>>>

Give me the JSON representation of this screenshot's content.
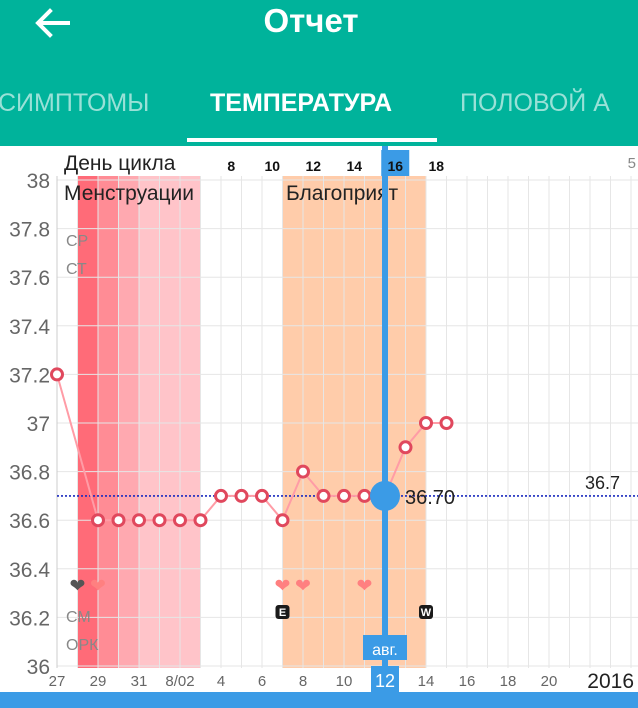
{
  "app_bar": {
    "title": "Отчет",
    "back_icon": "arrow-left-icon",
    "background_color": "#00b39b"
  },
  "tabs": [
    {
      "label": "СИМПТОМЫ",
      "active": false
    },
    {
      "label": "ТЕМПЕРАТУРА",
      "active": true
    },
    {
      "label": "ПОЛОВОЙ А",
      "active": false
    }
  ],
  "chart_data": {
    "type": "line",
    "yticks": [
      "38",
      "37.8",
      "37.6",
      "37.4",
      "37.2",
      "37",
      "36.8",
      "36.6",
      "36.4",
      "36.2",
      "36"
    ],
    "ylim": [
      36,
      38
    ],
    "date_ticks": [
      "27",
      "29",
      "31",
      "8/02",
      "4",
      "6",
      "8",
      "10",
      "12",
      "14",
      "16",
      "18",
      "20"
    ],
    "year_label": "2016",
    "cycle_day_label": "День цикла",
    "cycle_day_ticks": [
      "8",
      "10",
      "12",
      "14",
      "16",
      "18"
    ],
    "cycle_day_right_partial": "5",
    "period_labels": {
      "menstruation": "Менструации",
      "fertile": "Благоприят"
    },
    "row_labels": [
      "СР",
      "СТ",
      "СМ",
      "ОРК"
    ],
    "x": [
      0,
      2,
      3,
      4,
      5,
      6,
      7,
      8,
      9,
      10,
      11,
      12,
      13,
      14,
      15,
      16,
      17,
      18,
      19
    ],
    "series": [
      {
        "values": [
          37.2,
          36.6,
          36.6,
          36.6,
          36.6,
          36.6,
          36.6,
          36.7,
          36.7,
          36.7,
          36.6,
          36.8,
          36.7,
          36.7,
          36.7,
          36.7,
          36.9,
          37.0,
          37.0
        ]
      }
    ],
    "coverline": {
      "value": 36.7,
      "label": "36.7"
    },
    "cursor": {
      "month_label": "авг.",
      "day_label": "12",
      "cycle_day": "16",
      "value_label": "36.70",
      "value": 36.7
    },
    "markers": {
      "hearts": [
        {
          "day": 1,
          "color": "#555555"
        },
        {
          "day": 2,
          "color": "#ff8080"
        },
        {
          "day": 11,
          "color": "#ff8080"
        },
        {
          "day": 12,
          "color": "#ff8080"
        },
        {
          "day": 15,
          "color": "#ff8080"
        }
      ],
      "badges": [
        {
          "day": 11,
          "label": "E"
        },
        {
          "day": 18,
          "label": "W"
        }
      ]
    },
    "colors": {
      "line": "#ff9ca6",
      "point": "#e0485d",
      "coverline": "#1a2abf",
      "cursor": "#3b9be6",
      "menstruation": [
        "#ff6b78",
        "#ff8c95",
        "#ffa9b0",
        "#ffc4c9"
      ],
      "fertile": "#ffccaa"
    },
    "grid": true
  }
}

<<<

> **Task prompt**: Using the entries above, return each line in which the word "menstruation" occurs.

> **Answer to the exercise**:
      "menstruation": "Менструации",
      "menstruation": [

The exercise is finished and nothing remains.